■ **EXERCISE MATERIALS**:
-- START --

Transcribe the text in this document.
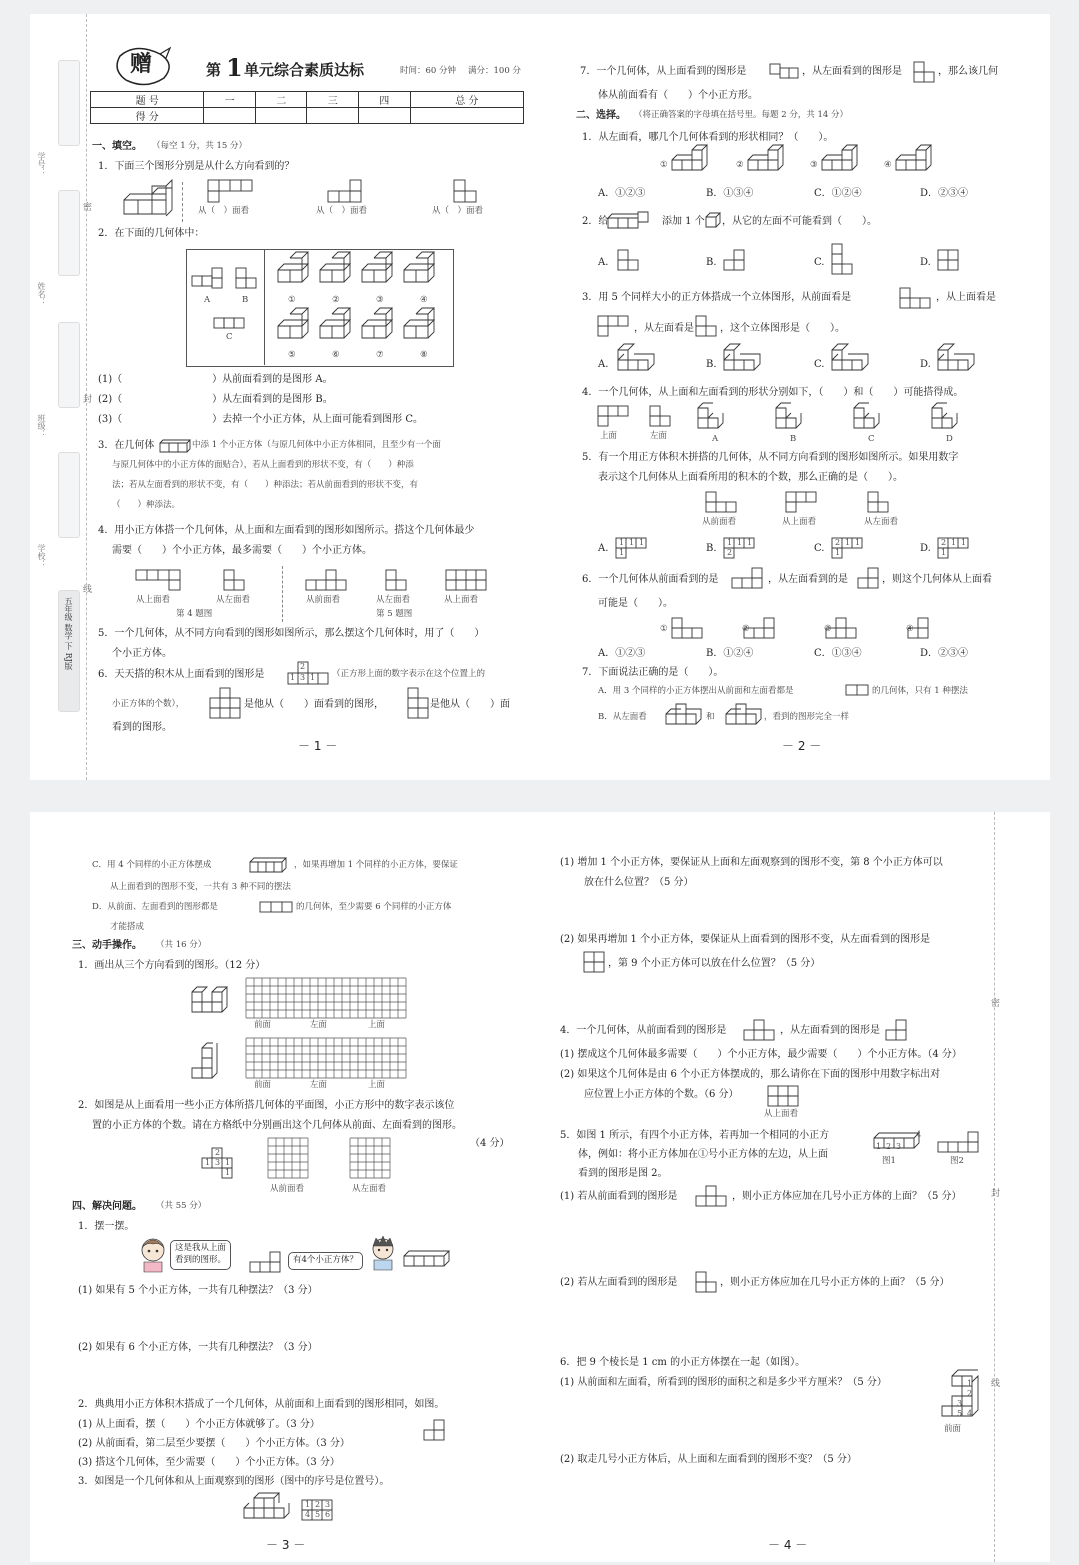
学号：
姓名：
班级：
学校：
五年级 数学 下 RJ版
密
封
线
赠	第 1 单元综合素质达标	时间：60 分钟 满分：100 分
题 号	一	二	三	四	总 分
得 分					
一、填空。 （每空 1 分，共 15 分）
1．下面三个图形分别是从什么方向看到的？
从（　）面看	从（　）面看	从（　）面看
2．在下面的几何体中：
A	B
C
①	②	③	④
⑤	⑥	⑦	⑧
(1)（　　　　　　　　　）从前面看到的是图形 A。
(2)（　　　　　　　　　）从左面看到的是图形 B。
(3)（　　　　　　　　　）去掉一个小正方体，从上面可能看到图形 C。
3．在几何体	中添 1 个小正方体（与原几何体中小正方体相同，且至少有一个面
与原几何体中的小正方体的面贴合），若从上面看到的形状不变，有（　　）种添
法；若从左面看到的形状不变，有（　　）种添法；若从前面看到的形状不变，有
（　　）种添法。
4．用小正方体搭一个几何体，从上面和左面看到的图形如图所示。搭这个几何体最少
需要（　　）个小正方体，最多需要（　　）个小正方体。
从上面看	从左面看	从前面看	从左面看	从上面看
第 4 题图	第 5 题图
5．一个几何体，从不同方向看到的图形如图所示，那么摆这个几何体时，用了（　　）
个小正方体。
6．天天搭的积木从上面看到的图形是
2
1 3 1 （正方形上面的数字表示在这个位置上的
小正方体的个数），	是他从（　　）面看到的图形，	是他从（　　）面
看到的图形。
－ 1 －
7．一个几何体，从上面看到的图形是	，从左面看到的图形是	，那么该几何
体从前面看有（　　）个小正方形。
二、选择。 （将正确答案的字母填在括号里。每题 2 分，共 14 分）
1．从左面看，哪几个几何体看到的形状相同？（　　）。
①	②	③	④
A．①②③	B．①③④	C．①②④	D．②③④
2．给	添加 1 个 ，从它的左面不可能看到（　　）。
A.	B.	C.	D.
3．用 5 个同样大小的正方体搭成一个立体图形，从前面看是	，从上面看是
，从左面看是	，这个立体图形是（　　）。
A.	B.	C.	D.
4．一个几何体，从上面和左面看到的形状分别如下，（　　）和（　　）可能搭得成。
上面	左面	A	B	C	D
5．有一个用正方体积木拼搭的几何体，从不同方向看到的图形如图所示。如果用数字
表示这个几何体从上面看所用的积木的个数，那么正确的是（　　）。
从前面看	从上面看	从左面看
A.	B.	C.	D.
1 1 1
1
1 1 1
2
2 1 1
1
2 1 1
1
6．一个几何体从前面看到的是	，从左面看到的是	，则这个几何体从上面看
可能是（　　）。
①	②	③	④
A．①②③	B．①②④	C．①③④	D．②③④
7．下面说法正确的是（　　）。
A．用 3 个同样的小正方体摆出从前面和左面看都是	的几何体，只有 1 种摆法
B．从左面看	和	，看到的图形完全一样
－ 2 －
C．用 4 个同样的小正方体摆成	，如果再增加 1 个同样的小正方体，要保证
从上面看到的图形不变，一共有 3 种不同的摆法
D．从前面、左面看到的图形都是	的几何体，至少需要 6 个同样的小正方体
才能搭成
三、动手操作。 （共 16 分）
1．画出从三个方向看到的图形。（12 分）
前面	左面	上面
前面	左面	上面
2．如图是从上面看用一些小正方体所搭几何体的平面图，小正方形中的数字表示该位
置的小正方体的个数。请在方格纸中分别画出这个几何体从前面、左面看到的图形。
（4 分）
2
1 3 1
1
从前面看	从左面看
四、解决问题。 （共 55 分）
1．摆一摆。
这是我从上面
看到的图形。	有4个小正方体？
(1) 如果有 5 个小正方体，一共有几种摆法？（3 分）
(2) 如果有 6 个小正方体，一共有几种摆法？（3 分）
2．典典用小正方体积木搭成了一个几何体，从前面和上面看到的图形相同，如图。
(1) 从上面看，摆（　　）个小正方体就够了。（3 分）
(2) 从前面看，第二层至少要摆（　　）个小正方体。（3 分）
(3) 搭这个几何体，至少需要（　　）个小正方体。（3 分）
3．如图是一个几何体和从上面观察到的图形（图中的序号是位置号）。
1 2 3
4 5 6
－ 3 －
(1) 增加 1 个小正方体，要保证从上面和左面观察到的图形不变，第 8 个小正方体可以
放在什么位置？（5 分）
(2) 如果再增加 1 个小正方体，要保证从上面看到的图形不变，从左面看到的图形是
，第 9 个小正方体可以放在什么位置？（5 分）
4．一个几何体，从前面看到的图形是	，从左面看到的图形是
(1) 摆成这个几何体最多需要（　　）个小正方体，最少需要（　　）个小正方体。（4 分）
(2) 如果这个几何体是由 6 个小正方体摆成的，那么请你在下面的图形中用数字标出对
应位置上小正方体的个数。（6 分）
从上面看
5．如图 1 所示，有四个小正方体，若再加一个相同的小正方
体，例如：将小正方体加在①号小正方体的左边，从上面
看到的图形是图 2。
1 2 3
4
图1	图2
(1) 若从前面看到的图形是	，则小正方体应加在几号小正方体的上面？（5 分）
(2) 若从左面看到的图形是	，则小正方体应加在几号小正方体的上面？（5 分）
6．把 9 个棱长是 1 cm 的小正方体摆在一起（如图）。
(1) 从前面和左面看，所看到的图形的面积之和是多少平方厘米？（5 分）	1
2
3
4
5
前面
(2) 取走几号小正方体后，从上面和左面看到的图形不变？（5 分）
－ 4 －
密
封
线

-- END --

■ **TASK TO COMPLETE**: Gather each line that holds "如果再增加".

■ **RESULT FOR THIS EXERCISE**:
C．用 4 个同样的小正方体摆成	，如果再增加 1 个同样的小正方体，要保证
(2) 如果再增加 1 个小正方体，要保证从上面看到的图形不变，从左面看到的图形是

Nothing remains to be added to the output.